From the entries provided below, copy each line that contains the word "Lang".

Stored rows:
◇ ◇ ◇

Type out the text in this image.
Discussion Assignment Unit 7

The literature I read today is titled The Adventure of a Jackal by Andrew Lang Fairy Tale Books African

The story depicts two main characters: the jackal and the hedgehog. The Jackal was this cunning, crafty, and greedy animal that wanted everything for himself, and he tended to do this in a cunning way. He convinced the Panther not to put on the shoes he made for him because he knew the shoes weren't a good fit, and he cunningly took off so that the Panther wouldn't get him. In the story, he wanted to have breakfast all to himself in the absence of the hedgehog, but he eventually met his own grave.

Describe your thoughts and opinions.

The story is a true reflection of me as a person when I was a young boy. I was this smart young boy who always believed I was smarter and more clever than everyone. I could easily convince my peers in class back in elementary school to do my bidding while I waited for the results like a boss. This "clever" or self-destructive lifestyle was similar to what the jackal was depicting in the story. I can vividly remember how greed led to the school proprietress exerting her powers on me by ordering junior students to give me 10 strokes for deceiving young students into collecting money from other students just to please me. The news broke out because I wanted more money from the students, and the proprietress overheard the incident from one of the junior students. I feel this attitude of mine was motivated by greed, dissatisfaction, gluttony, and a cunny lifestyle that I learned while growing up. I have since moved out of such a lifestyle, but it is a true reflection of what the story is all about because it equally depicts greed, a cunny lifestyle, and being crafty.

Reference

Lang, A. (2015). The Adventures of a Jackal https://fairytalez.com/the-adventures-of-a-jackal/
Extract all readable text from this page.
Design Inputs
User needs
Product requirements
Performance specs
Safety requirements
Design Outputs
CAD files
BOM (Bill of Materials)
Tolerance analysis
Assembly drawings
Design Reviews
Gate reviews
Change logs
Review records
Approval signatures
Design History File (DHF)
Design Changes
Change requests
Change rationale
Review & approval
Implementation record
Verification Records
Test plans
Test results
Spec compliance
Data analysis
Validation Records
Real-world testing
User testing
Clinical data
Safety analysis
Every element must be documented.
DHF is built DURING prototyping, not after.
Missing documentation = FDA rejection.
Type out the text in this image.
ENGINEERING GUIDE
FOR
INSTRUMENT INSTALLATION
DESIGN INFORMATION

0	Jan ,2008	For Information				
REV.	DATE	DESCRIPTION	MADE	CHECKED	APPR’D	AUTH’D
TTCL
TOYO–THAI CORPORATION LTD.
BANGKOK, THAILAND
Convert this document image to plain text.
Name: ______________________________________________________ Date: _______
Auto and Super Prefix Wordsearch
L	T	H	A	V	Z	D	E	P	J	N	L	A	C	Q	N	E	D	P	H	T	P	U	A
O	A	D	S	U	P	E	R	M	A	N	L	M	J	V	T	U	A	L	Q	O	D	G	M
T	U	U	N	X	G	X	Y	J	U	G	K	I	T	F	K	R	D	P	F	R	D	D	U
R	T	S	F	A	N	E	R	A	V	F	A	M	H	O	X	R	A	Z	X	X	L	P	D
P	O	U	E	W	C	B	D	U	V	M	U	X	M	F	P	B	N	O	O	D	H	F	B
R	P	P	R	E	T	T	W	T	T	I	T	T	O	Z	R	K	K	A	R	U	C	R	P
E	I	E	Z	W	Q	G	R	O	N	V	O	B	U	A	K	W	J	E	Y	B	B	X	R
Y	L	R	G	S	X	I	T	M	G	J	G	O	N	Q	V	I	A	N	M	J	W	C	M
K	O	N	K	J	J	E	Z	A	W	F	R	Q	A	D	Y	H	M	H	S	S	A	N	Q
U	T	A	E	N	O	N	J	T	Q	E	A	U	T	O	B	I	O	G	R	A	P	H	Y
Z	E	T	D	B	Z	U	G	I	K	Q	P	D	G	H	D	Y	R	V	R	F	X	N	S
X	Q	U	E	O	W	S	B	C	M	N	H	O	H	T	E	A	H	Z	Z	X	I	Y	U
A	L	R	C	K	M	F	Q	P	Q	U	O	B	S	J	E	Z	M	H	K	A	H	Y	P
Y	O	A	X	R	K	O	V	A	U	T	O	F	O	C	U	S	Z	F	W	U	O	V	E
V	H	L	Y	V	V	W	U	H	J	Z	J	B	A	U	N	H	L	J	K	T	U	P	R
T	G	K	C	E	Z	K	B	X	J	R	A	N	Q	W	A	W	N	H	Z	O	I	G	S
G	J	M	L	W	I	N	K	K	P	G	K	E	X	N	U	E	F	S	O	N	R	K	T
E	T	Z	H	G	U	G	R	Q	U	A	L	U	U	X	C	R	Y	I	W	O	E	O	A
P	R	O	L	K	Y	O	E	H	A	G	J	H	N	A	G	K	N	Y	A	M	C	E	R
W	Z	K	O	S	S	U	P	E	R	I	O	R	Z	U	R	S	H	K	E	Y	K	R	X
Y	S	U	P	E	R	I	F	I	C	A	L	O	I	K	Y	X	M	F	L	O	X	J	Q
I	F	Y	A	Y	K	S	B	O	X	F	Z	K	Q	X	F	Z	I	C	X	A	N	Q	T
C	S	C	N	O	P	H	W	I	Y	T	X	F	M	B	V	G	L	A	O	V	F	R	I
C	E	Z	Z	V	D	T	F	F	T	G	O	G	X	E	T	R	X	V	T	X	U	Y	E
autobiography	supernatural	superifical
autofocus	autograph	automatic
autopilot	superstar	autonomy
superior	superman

◇ ◇ ◇

Output of the task:
The literature I read today is titled The Adventure of a Jackal by Andrew Lang Fairy Tale Books African
Lang, A. (2015). The Adventures of a Jackal https://fairytalez.com/the-adventures-of-a-jackal/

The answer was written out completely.